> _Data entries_
^^^^^^^^^^^^^^^^

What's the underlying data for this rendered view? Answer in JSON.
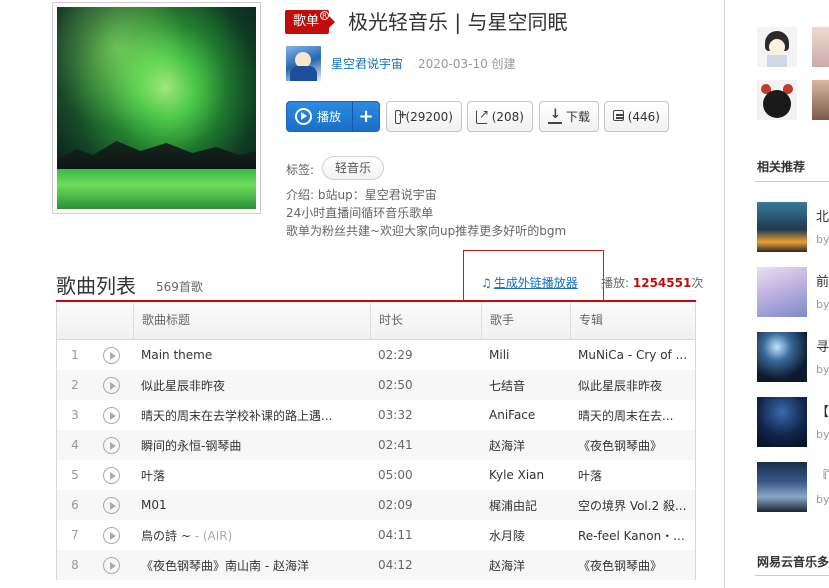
{
  "playlist": {
    "badge": "歌单",
    "badge_reg": "R",
    "title": "极光轻音乐 | 与星空同眠",
    "creator": "星空君说宇宙",
    "created": "2020-03-10 创建",
    "actions": {
      "play": "播放",
      "add": "+",
      "favorite": "(29200)",
      "share": "(208)",
      "download": "下载",
      "comment": "(446)"
    },
    "tags_label": "标签:",
    "tags": [
      "轻音乐"
    ],
    "desc": [
      "介绍:  b站up：星空君说宇宙",
      "24小时直播间循环音乐歌单",
      "歌单为粉丝共建~欢迎大家向up推荐更多好听的bgm"
    ]
  },
  "songlist": {
    "title": "歌曲列表",
    "count": "569首歌",
    "ext_player": "生成外链播放器",
    "play_label": "播放:",
    "play_count": "1254551",
    "play_suffix": "次",
    "columns": [
      "",
      "歌曲标题",
      "时长",
      "歌手",
      "专辑"
    ],
    "rows": [
      {
        "n": "1",
        "title": "Main theme",
        "alt": "",
        "dur": "02:29",
        "artist": "Mili",
        "album": "MuNiCa - Cry of ..."
      },
      {
        "n": "2",
        "title": "似此星辰非昨夜",
        "alt": "",
        "dur": "02:50",
        "artist": "七结音",
        "album": "似此星辰非昨夜"
      },
      {
        "n": "3",
        "title": "晴天的周末在去学校补课的路上遇...",
        "alt": "",
        "dur": "03:32",
        "artist": "AniFace",
        "album": "晴天的周末在去..."
      },
      {
        "n": "4",
        "title": "瞬间的永恒-钢琴曲",
        "alt": "",
        "dur": "02:41",
        "artist": "赵海洋",
        "album": "《夜色钢琴曲》"
      },
      {
        "n": "5",
        "title": "叶落",
        "alt": "",
        "dur": "05:00",
        "artist": "Kyle Xian",
        "album": "叶落"
      },
      {
        "n": "6",
        "title": "M01",
        "alt": "",
        "dur": "02:09",
        "artist": "梶浦由記",
        "album": "空の境界 Vol.2 殺..."
      },
      {
        "n": "7",
        "title": "鳥の詩 ~",
        "alt": " - (AIR)",
        "dur": "04:11",
        "artist": "水月陵",
        "album": "Re-feel Kanon・..."
      },
      {
        "n": "8",
        "title": "《夜色钢琴曲》南山南 - 赵海洋",
        "alt": "",
        "dur": "04:12",
        "artist": "赵海洋",
        "album": "《夜色钢琴曲》"
      }
    ]
  },
  "sidebar": {
    "related_title": "相关推荐",
    "recs": [
      {
        "t": "北",
        "by": "by"
      },
      {
        "t": "前",
        "by": "by"
      },
      {
        "t": "寻",
        "by": "by"
      },
      {
        "t": "【",
        "by": "by"
      },
      {
        "t": "『",
        "by": "by"
      }
    ],
    "bottom_title": "网易云音乐多"
  }
}
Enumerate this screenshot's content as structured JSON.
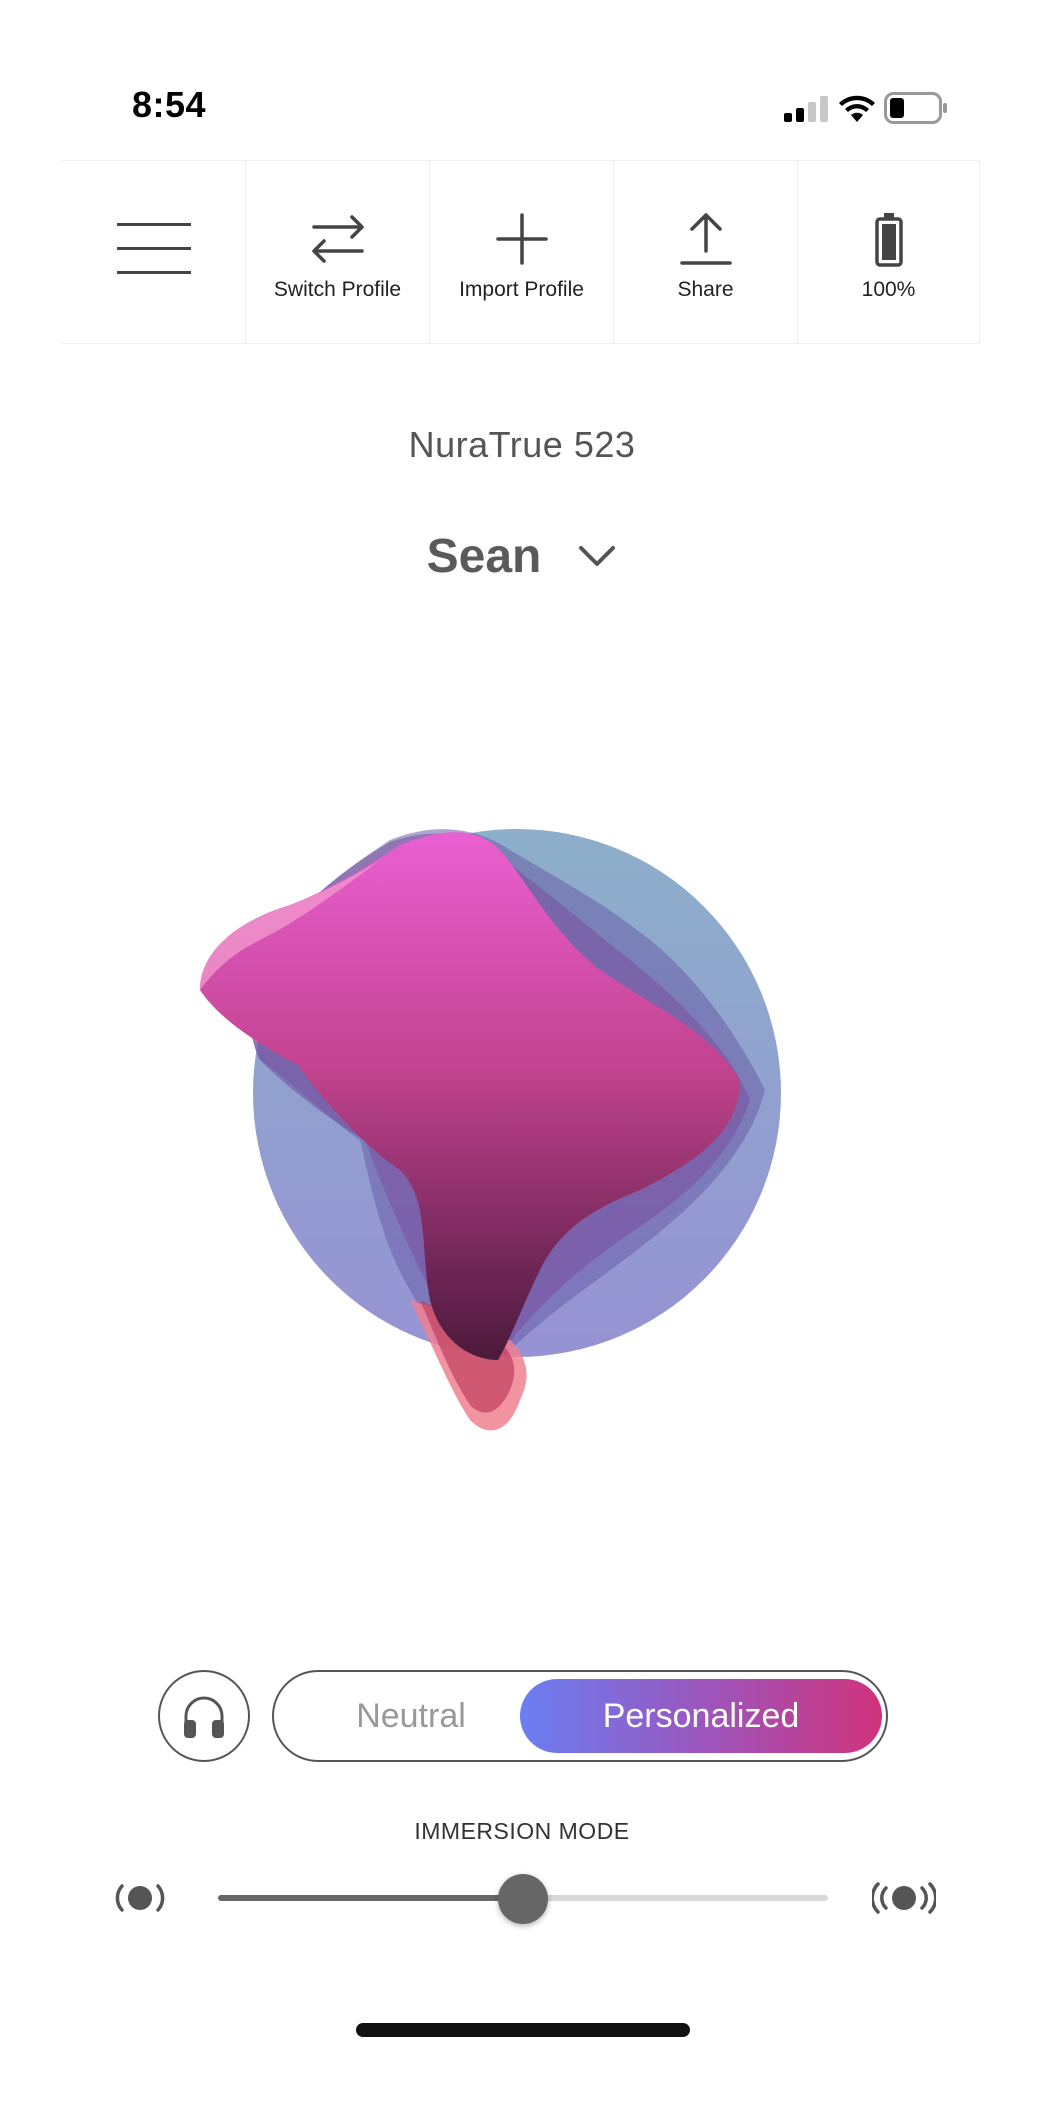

^^^^^^^^^^^^^^^^

Scan the records above for the string "album", then report every line that contains it.

        "album": "MuNiCa - Cry of ..."
        "album": "似此星辰非昨夜"
        "album": "晴天的周末在去..."
        "album": "《夜色钢琴曲》"
        "album": "叶落"
        "album": "空の境界 Vol.2 殺..."
        "album": "Re-feel Kanon・..."
        "album": "《夜色钢琴曲》"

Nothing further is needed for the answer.